▶ **Work to complete**:
Restate the full set of records exactly, without adding or dropping a word.

▶ **Entries shown**:
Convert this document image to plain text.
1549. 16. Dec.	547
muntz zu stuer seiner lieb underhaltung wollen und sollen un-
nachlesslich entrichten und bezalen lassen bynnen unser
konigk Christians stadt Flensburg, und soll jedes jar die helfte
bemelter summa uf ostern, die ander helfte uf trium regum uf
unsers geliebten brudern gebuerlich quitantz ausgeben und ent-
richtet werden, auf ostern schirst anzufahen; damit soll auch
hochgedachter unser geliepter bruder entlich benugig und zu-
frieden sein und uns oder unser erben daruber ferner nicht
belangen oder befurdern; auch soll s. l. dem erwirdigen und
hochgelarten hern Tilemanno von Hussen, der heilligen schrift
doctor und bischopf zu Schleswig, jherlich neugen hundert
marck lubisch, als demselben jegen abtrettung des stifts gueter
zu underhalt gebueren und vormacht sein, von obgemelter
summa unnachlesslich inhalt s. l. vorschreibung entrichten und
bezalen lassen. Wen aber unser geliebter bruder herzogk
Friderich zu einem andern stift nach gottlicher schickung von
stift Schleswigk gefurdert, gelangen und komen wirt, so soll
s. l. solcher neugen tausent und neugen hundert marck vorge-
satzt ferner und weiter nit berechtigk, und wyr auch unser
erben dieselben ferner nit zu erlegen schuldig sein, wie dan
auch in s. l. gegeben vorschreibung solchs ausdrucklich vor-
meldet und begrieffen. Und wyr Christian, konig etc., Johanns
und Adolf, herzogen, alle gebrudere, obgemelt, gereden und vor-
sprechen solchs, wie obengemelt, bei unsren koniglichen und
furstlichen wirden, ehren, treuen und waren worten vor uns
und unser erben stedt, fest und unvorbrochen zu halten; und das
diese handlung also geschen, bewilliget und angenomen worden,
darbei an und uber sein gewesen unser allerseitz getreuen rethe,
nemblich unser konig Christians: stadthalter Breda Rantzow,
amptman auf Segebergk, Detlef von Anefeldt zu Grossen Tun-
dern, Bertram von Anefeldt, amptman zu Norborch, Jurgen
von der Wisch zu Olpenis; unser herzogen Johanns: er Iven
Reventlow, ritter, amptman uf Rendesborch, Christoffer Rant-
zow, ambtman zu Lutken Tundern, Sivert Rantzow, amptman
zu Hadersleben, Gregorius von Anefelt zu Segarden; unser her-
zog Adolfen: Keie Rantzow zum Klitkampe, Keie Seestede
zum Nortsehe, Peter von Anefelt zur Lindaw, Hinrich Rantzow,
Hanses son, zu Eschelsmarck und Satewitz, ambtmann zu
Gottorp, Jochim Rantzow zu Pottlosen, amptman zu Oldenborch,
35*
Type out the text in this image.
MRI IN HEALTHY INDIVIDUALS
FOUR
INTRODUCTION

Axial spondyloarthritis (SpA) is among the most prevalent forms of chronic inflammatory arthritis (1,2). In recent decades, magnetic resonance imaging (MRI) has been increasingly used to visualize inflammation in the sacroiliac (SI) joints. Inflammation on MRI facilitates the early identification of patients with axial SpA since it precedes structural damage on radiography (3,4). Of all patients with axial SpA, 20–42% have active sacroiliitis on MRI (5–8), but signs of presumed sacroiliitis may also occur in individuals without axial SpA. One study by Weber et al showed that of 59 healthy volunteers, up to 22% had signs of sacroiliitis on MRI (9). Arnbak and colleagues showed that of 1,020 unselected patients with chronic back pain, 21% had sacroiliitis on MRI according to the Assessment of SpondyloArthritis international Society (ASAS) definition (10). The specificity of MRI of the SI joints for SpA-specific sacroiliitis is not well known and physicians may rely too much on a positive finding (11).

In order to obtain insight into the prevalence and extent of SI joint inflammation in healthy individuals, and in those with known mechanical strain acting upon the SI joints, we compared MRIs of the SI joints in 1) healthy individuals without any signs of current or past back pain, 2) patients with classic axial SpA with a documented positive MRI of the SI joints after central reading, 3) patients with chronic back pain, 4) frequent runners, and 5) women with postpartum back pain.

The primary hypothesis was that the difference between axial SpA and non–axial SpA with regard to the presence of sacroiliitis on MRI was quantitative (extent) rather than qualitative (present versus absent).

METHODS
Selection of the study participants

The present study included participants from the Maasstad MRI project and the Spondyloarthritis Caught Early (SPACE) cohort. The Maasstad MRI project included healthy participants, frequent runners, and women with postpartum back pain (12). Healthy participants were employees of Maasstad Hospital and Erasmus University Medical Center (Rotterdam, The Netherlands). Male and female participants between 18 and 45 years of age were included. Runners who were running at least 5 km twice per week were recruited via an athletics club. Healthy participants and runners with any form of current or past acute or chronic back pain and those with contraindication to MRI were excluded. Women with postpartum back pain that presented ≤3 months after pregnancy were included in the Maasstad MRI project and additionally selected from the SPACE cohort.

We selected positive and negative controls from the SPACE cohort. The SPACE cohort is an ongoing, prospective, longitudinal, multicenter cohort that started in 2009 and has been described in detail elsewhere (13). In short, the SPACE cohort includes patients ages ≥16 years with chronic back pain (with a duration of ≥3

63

▶ **Exercise answer**:
Convert this document image to plain text.
1549. 16. Dec.	547
muntz zu stuer seiner lieb underhaltung wollen und sollen un-
nachlesslich entrichten und bezalen lassen bynnen unser
konigk Christians stadt Flensburg, und soll jedes jar die helfte
bemelter summa uf ostern, die ander helfte uf trium regum uf
unsers geliebten brudern gebuerlich quitantz ausgeben und ent-
richtet werden, auf ostern schirst anzufahen; damit soll auch
hochgedachter unser geliepter bruder entlich benugig und zu-
frieden sein und uns oder unser erben daruber ferner nicht
belangen oder befurdern; auch soll s. l. dem erwirdigen und
hochgelarten hern Tilemanno von Hussen, der heilligen schrift
doctor und bischopf zu Schleswig, jherlich neugen hundert
marck lubisch, als demselben jegen abtrettung des stifts gueter
zu underhalt gebueren und vormacht sein, von obgemelter
summa unnachlesslich inhalt s. l. vorschreibung entrichten und
bezalen lassen. Wen aber unser geliebter bruder herzogk
Friderich zu einem andern stift nach gottlicher schickung von
stift Schleswigk gefurdert, gelangen und komen wirt, so soll
s. l. solcher neugen tausent und neugen hundert marck vorge-
satzt ferner und weiter nit berechtigk, und wyr auch unser
erben dieselben ferner nit zu erlegen schuldig sein, wie dan
auch in s. l. gegeben vorschreibung solchs ausdrucklich vor-
meldet und begrieffen. Und wyr Christian, konig etc., Johanns
und Adolf, herzogen, alle gebrudere, obgemelt, gereden und vor-
sprechen solchs, wie obengemelt, bei unsren koniglichen und
furstlichen wirden, ehren, treuen und waren worten vor uns
und unser erben stedt, fest und unvorbrochen zu halten; und das
diese handlung also geschen, bewilliget und angenomen worden,
darbei an und uber sein gewesen unser allerseitz getreuen rethe,
nemblich unser konig Christians: stadthalter Breda Rantzow,
amptman auf Segebergk, Detlef von Anefeldt zu Grossen Tun-
dern, Bertram von Anefeldt, amptman zu Norborch, Jurgen
von der Wisch zu Olpenis; unser herzogen Johanns: er Iven
Reventlow, ritter, amptman uf Rendesborch, Christoffer Rant-
zow, ambtman zu Lutken Tundern, Sivert Rantzow, amptman
zu Hadersleben, Gregorius von Anefelt zu Segarden; unser her-
zog Adolfen: Keie Rantzow zum Klitkampe, Keie Seestede
zum Nortsehe, Peter von Anefelt zur Lindaw, Hinrich Rantzow,
Hanses son, zu Eschelsmarck und Satewitz, ambtmann zu
Gottorp, Jochim Rantzow zu Pottlosen, amptman zu Oldenborch,
35*
Type out the text in this image.
MRI IN HEALTHY INDIVIDUALS
FOUR
INTRODUCTION

Axial spondyloarthritis (SpA) is among the most prevalent forms of chronic inflammatory arthritis (1,2). In recent decades, magnetic resonance imaging (MRI) has been increasingly used to visualize inflammation in the sacroiliac (SI) joints. Inflammation on MRI facilitates the early identification of patients with axial SpA since it precedes structural damage on radiography (3,4). Of all patients with axial SpA, 20–42% have active sacroiliitis on MRI (5–8), but signs of presumed sacroiliitis may also occur in individuals without axial SpA. One study by Weber et al showed that of 59 healthy volunteers, up to 22% had signs of sacroiliitis on MRI (9). Arnbak and colleagues showed that of 1,020 unselected patients with chronic back pain, 21% had sacroiliitis on MRI according to the Assessment of SpondyloArthritis international Society (ASAS) definition (10). The specificity of MRI of the SI joints for SpA-specific sacroiliitis is not well known and physicians may rely too much on a positive finding (11).

In order to obtain insight into the prevalence and extent of SI joint inflammation in healthy individuals, and in those with known mechanical strain acting upon the SI joints, we compared MRIs of the SI joints in 1) healthy individuals without any signs of current or past back pain, 2) patients with classic axial SpA with a documented positive MRI of the SI joints after central reading, 3) patients with chronic back pain, 4) frequent runners, and 5) women with postpartum back pain.

The primary hypothesis was that the difference between axial SpA and non–axial SpA with regard to the presence of sacroiliitis on MRI was quantitative (extent) rather than qualitative (present versus absent).

METHODS
Selection of the study participants

The present study included participants from the Maasstad MRI project and the Spondyloarthritis Caught Early (SPACE) cohort. The Maasstad MRI project included healthy participants, frequent runners, and women with postpartum back pain (12). Healthy participants were employees of Maasstad Hospital and Erasmus University Medical Center (Rotterdam, The Netherlands). Male and female participants between 18 and 45 years of age were included. Runners who were running at least 5 km twice per week were recruited via an athletics club. Healthy participants and runners with any form of current or past acute or chronic back pain and those with contraindication to MRI were excluded. Women with postpartum back pain that presented ≤3 months after pregnancy were included in the Maasstad MRI project and additionally selected from the SPACE cohort.

We selected positive and negative controls from the SPACE cohort. The SPACE cohort is an ongoing, prospective, longitudinal, multicenter cohort that started in 2009 and has been described in detail elsewhere (13). In short, the SPACE cohort includes patients ages ≥16 years with chronic back pain (with a duration of ≥3

63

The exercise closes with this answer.